WORK TO BE COMPLETED: Return all of the lines below exactly as they are.

Figure data in JSON:
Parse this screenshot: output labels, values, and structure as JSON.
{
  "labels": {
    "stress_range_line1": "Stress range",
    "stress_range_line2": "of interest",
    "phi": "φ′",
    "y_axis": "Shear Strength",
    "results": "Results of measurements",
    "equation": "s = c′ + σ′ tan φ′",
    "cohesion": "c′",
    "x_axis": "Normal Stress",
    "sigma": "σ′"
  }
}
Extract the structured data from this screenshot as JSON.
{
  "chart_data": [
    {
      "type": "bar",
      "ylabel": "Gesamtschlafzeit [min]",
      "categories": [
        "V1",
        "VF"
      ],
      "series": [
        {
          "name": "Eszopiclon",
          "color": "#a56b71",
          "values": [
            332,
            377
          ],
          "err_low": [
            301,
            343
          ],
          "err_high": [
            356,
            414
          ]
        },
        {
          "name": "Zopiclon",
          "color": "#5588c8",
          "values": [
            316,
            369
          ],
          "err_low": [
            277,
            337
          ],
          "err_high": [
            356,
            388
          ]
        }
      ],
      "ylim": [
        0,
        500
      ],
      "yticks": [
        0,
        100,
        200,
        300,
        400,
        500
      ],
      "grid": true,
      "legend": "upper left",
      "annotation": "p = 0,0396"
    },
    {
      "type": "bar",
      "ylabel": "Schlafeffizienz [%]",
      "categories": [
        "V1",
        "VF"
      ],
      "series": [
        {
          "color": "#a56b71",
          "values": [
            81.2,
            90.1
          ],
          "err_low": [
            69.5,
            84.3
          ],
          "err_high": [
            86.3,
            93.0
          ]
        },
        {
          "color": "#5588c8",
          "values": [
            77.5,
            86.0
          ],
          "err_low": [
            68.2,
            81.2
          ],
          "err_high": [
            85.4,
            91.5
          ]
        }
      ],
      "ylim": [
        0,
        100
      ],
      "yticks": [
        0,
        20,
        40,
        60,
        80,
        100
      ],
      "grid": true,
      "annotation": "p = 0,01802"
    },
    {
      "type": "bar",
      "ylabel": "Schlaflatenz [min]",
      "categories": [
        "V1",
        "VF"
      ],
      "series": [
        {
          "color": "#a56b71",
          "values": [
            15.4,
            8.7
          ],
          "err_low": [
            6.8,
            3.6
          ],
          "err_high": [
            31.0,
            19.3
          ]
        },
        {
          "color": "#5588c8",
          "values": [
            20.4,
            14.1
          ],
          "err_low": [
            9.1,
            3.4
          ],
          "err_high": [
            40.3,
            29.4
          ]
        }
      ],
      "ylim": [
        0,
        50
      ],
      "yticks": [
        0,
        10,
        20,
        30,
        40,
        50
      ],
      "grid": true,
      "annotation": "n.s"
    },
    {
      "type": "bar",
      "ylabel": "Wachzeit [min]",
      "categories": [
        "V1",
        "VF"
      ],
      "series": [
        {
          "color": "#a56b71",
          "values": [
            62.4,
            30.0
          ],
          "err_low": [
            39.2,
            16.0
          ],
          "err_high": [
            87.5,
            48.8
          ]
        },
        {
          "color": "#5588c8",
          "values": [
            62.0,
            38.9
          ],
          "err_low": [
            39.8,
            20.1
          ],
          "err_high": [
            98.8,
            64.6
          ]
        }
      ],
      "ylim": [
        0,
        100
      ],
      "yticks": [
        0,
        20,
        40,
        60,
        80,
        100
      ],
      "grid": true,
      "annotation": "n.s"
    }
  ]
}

FULL OUTPUT:
Parse this screenshot: output labels, values, and structure as JSON.
{
  "labels": {
    "stress_range_line1": "Stress range",
    "stress_range_line2": "of interest",
    "phi": "φ′",
    "y_axis": "Shear Strength",
    "results": "Results of measurements",
    "equation": "s = c′ + σ′ tan φ′",
    "cohesion": "c′",
    "x_axis": "Normal Stress",
    "sigma": "σ′"
  }
}
Extract the structured data from this screenshot as JSON.
{
  "chart_data": [
    {
      "type": "bar",
      "ylabel": "Gesamtschlafzeit [min]",
      "categories": [
        "V1",
        "VF"
      ],
      "series": [
        {
          "name": "Eszopiclon",
          "color": "#a56b71",
          "values": [
            332,
            377
          ],
          "err_low": [
            301,
            343
          ],
          "err_high": [
            356,
            414
          ]
        },
        {
          "name": "Zopiclon",
          "color": "#5588c8",
          "values": [
            316,
            369
          ],
          "err_low": [
            277,
            337
          ],
          "err_high": [
            356,
            388
          ]
        }
      ],
      "ylim": [
        0,
        500
      ],
      "yticks": [
        0,
        100,
        200,
        300,
        400,
        500
      ],
      "grid": true,
      "legend": "upper left",
      "annotation": "p = 0,0396"
    },
    {
      "type": "bar",
      "ylabel": "Schlafeffizienz [%]",
      "categories": [
        "V1",
        "VF"
      ],
      "series": [
        {
          "color": "#a56b71",
          "values": [
            81.2,
            90.1
          ],
          "err_low": [
            69.5,
            84.3
          ],
          "err_high": [
            86.3,
            93.0
          ]
        },
        {
          "color": "#5588c8",
          "values": [
            77.5,
            86.0
          ],
          "err_low": [
            68.2,
            81.2
          ],
          "err_high": [
            85.4,
            91.5
          ]
        }
      ],
      "ylim": [
        0,
        100
      ],
      "yticks": [
        0,
        20,
        40,
        60,
        80,
        100
      ],
      "grid": true,
      "annotation": "p = 0,01802"
    },
    {
      "type": "bar",
      "ylabel": "Schlaflatenz [min]",
      "categories": [
        "V1",
        "VF"
      ],
      "series": [
        {
          "color": "#a56b71",
          "values": [
            15.4,
            8.7
          ],
          "err_low": [
            6.8,
            3.6
          ],
          "err_high": [
            31.0,
            19.3
          ]
        },
        {
          "color": "#5588c8",
          "values": [
            20.4,
            14.1
          ],
          "err_low": [
            9.1,
            3.4
          ],
          "err_high": [
            40.3,
            29.4
          ]
        }
      ],
      "ylim": [
        0,
        50
      ],
      "yticks": [
        0,
        10,
        20,
        30,
        40,
        50
      ],
      "grid": true,
      "annotation": "n.s"
    },
    {
      "type": "bar",
      "ylabel": "Wachzeit [min]",
      "categories": [
        "V1",
        "VF"
      ],
      "series": [
        {
          "color": "#a56b71",
          "values": [
            62.4,
            30.0
          ],
          "err_low": [
            39.2,
            16.0
          ],
          "err_high": [
            87.5,
            48.8
          ]
        },
        {
          "color": "#5588c8",
          "values": [
            62.0,
            38.9
          ],
          "err_low": [
            39.8,
            20.1
          ],
          "err_high": [
            98.8,
            64.6
          ]
        }
      ],
      "ylim": [
        0,
        100
      ],
      "yticks": [
        0,
        20,
        40,
        60,
        80,
        100
      ],
      "grid": true,
      "annotation": "n.s"
    }
  ]
}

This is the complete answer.